**Exercise**
Within the records below, find each line that holds the string "Size", then copy it.

Raw records:
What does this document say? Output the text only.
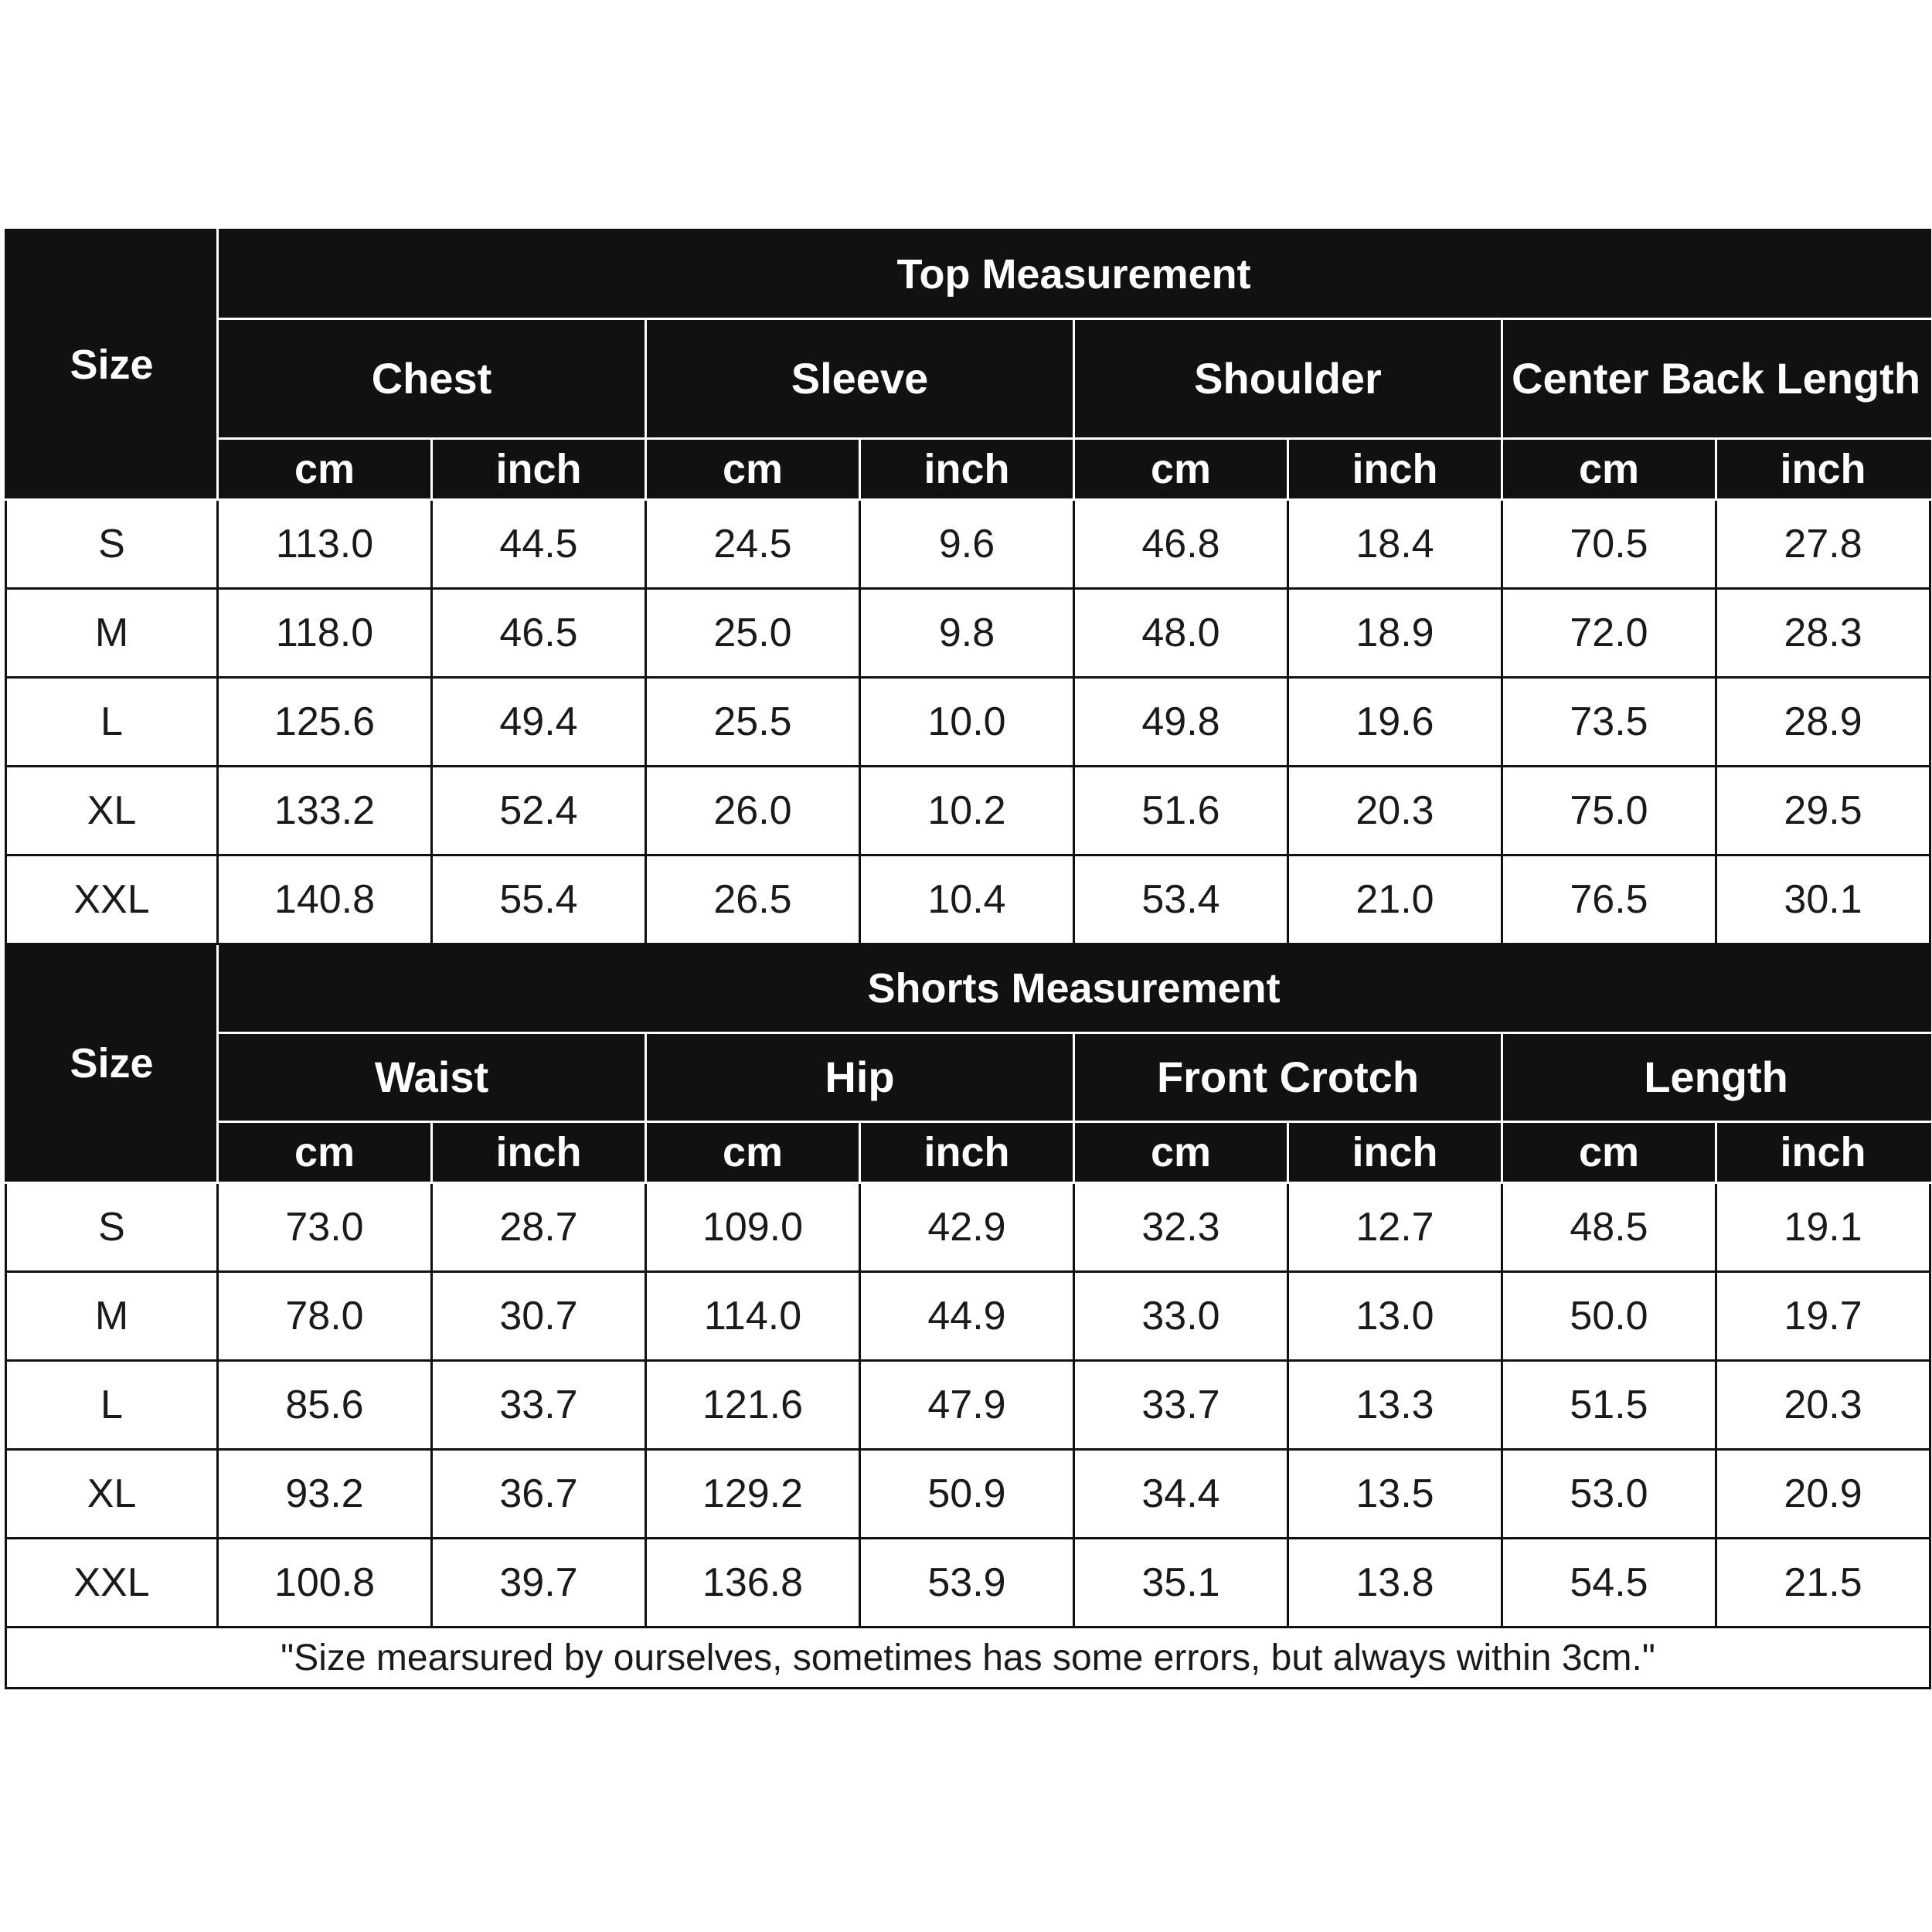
Size	Top Measurement							
	Chest		Sleeve		Shoulder		Center Back Length	
	cm	inch	cm	inch	cm	inch	cm	inch
S	113.0	44.5	24.5	9.6	46.8	18.4	70.5	27.8
M	118.0	46.5	25.0	9.8	48.0	18.9	72.0	28.3
L	125.6	49.4	25.5	10.0	49.8	19.6	73.5	28.9
XL	133.2	52.4	26.0	10.2	51.6	20.3	75.0	29.5
XXL	140.8	55.4	26.5	10.4	53.4	21.0	76.5	30.1
Size	Shorts Measurement							
	Waist		Hip		Front Crotch		Length	
	cm	inch	cm	inch	cm	inch	cm	inch
S	73.0	28.7	109.0	42.9	32.3	12.7	48.5	19.1
M	78.0	30.7	114.0	44.9	33.0	13.0	50.0	19.7
L	85.6	33.7	121.6	47.9	33.7	13.3	51.5	20.3
XL	93.2	36.7	129.2	50.9	34.4	13.5	53.0	20.9
XXL	100.8	39.7	136.8	53.9	35.1	13.8	54.5	21.5
"Size mearsured by ourselves, sometimes has some errors, but always within 3cm."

**Output**
Size	Top Measurement							
Size	Shorts Measurement							
"Size mearsured by ourselves, sometimes has some errors, but always within 3cm."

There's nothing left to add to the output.